# Direction
In the listing below, find every line containing "tattoo" and copy it out.

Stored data
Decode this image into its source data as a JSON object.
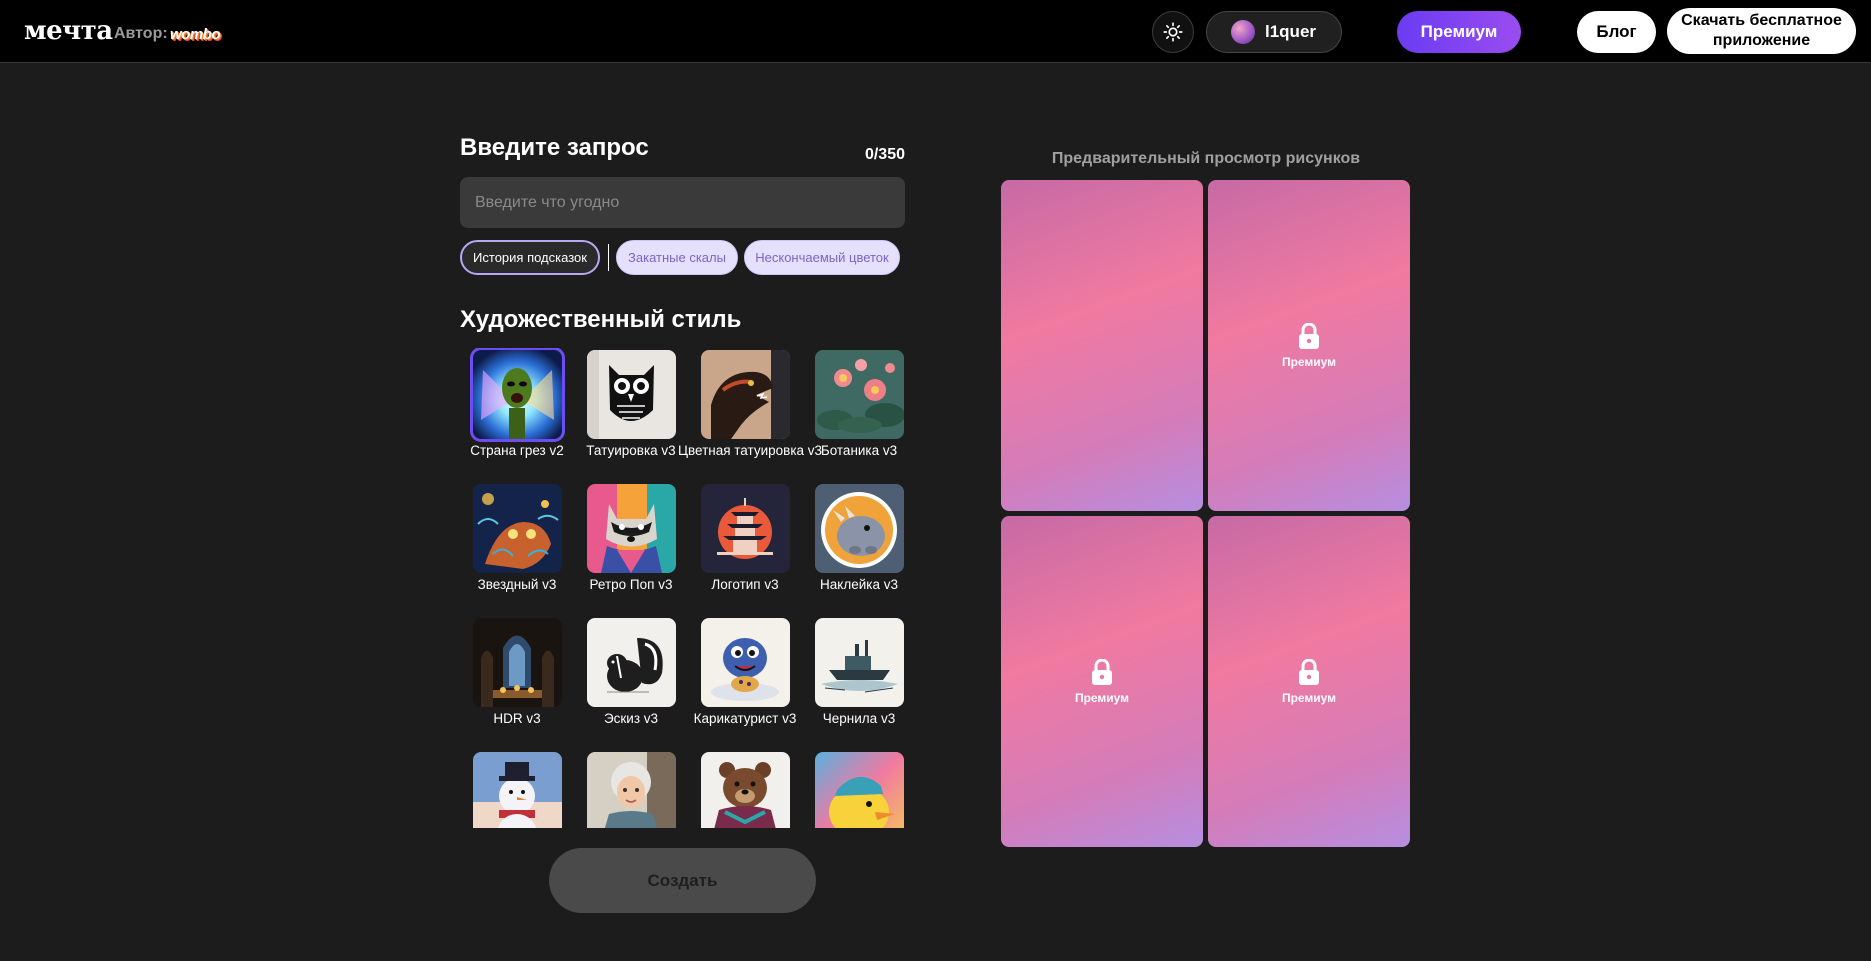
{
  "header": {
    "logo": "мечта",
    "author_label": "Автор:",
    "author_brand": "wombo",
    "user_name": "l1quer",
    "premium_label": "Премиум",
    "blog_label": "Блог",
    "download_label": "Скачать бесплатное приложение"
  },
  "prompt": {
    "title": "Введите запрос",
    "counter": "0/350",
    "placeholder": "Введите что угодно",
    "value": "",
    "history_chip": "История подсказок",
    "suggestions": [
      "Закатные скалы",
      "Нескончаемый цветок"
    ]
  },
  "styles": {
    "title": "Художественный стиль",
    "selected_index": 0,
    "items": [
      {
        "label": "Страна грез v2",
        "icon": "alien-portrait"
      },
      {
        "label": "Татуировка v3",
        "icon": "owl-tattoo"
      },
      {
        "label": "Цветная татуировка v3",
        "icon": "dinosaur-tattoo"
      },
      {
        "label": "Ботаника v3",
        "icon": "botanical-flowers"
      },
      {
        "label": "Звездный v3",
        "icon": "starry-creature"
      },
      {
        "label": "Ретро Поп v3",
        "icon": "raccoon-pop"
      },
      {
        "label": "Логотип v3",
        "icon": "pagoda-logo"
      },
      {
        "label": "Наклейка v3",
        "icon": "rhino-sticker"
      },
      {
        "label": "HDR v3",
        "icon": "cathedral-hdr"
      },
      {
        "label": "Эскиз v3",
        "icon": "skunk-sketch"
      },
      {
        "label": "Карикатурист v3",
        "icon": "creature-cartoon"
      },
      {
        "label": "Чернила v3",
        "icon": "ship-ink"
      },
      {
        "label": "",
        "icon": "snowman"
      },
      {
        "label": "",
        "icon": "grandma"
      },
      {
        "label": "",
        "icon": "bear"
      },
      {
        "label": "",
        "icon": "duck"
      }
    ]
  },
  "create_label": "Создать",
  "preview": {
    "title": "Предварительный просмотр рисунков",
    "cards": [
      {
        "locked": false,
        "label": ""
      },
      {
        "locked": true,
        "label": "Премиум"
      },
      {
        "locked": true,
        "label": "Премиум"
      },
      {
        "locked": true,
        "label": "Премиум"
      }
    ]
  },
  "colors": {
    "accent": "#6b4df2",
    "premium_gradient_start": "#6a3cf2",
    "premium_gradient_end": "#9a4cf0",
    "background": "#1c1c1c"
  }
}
--
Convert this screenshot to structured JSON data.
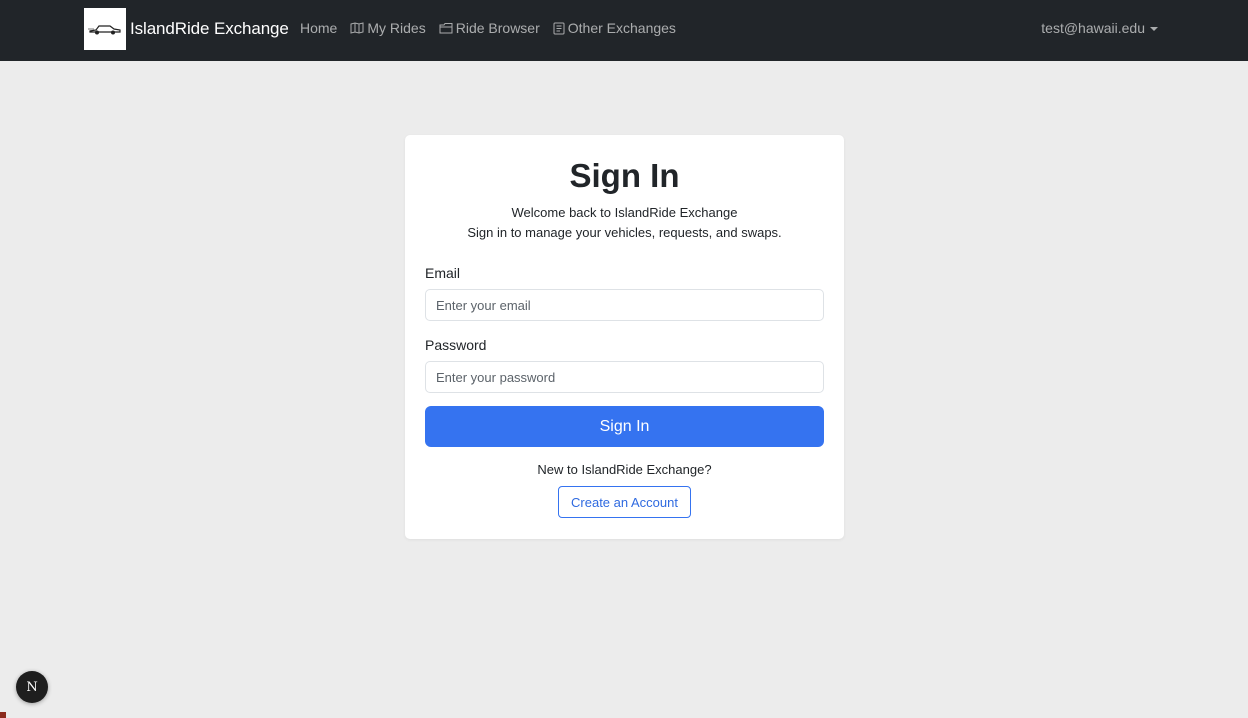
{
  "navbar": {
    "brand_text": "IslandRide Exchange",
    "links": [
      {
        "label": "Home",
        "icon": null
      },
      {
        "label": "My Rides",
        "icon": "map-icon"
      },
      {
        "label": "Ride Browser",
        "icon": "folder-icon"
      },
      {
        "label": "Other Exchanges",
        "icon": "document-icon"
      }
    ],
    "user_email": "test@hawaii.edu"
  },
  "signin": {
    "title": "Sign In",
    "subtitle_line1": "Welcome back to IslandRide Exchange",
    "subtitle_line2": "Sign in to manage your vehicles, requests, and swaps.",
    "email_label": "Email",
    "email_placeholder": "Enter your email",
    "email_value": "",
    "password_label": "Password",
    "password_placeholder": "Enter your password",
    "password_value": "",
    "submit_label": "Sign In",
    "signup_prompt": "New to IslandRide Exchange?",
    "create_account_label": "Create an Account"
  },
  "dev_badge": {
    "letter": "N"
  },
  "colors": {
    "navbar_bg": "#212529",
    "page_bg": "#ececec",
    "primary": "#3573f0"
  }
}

# Expected output
        "icon": "owl-tattoo"
        "icon": "dinosaur-tattoo"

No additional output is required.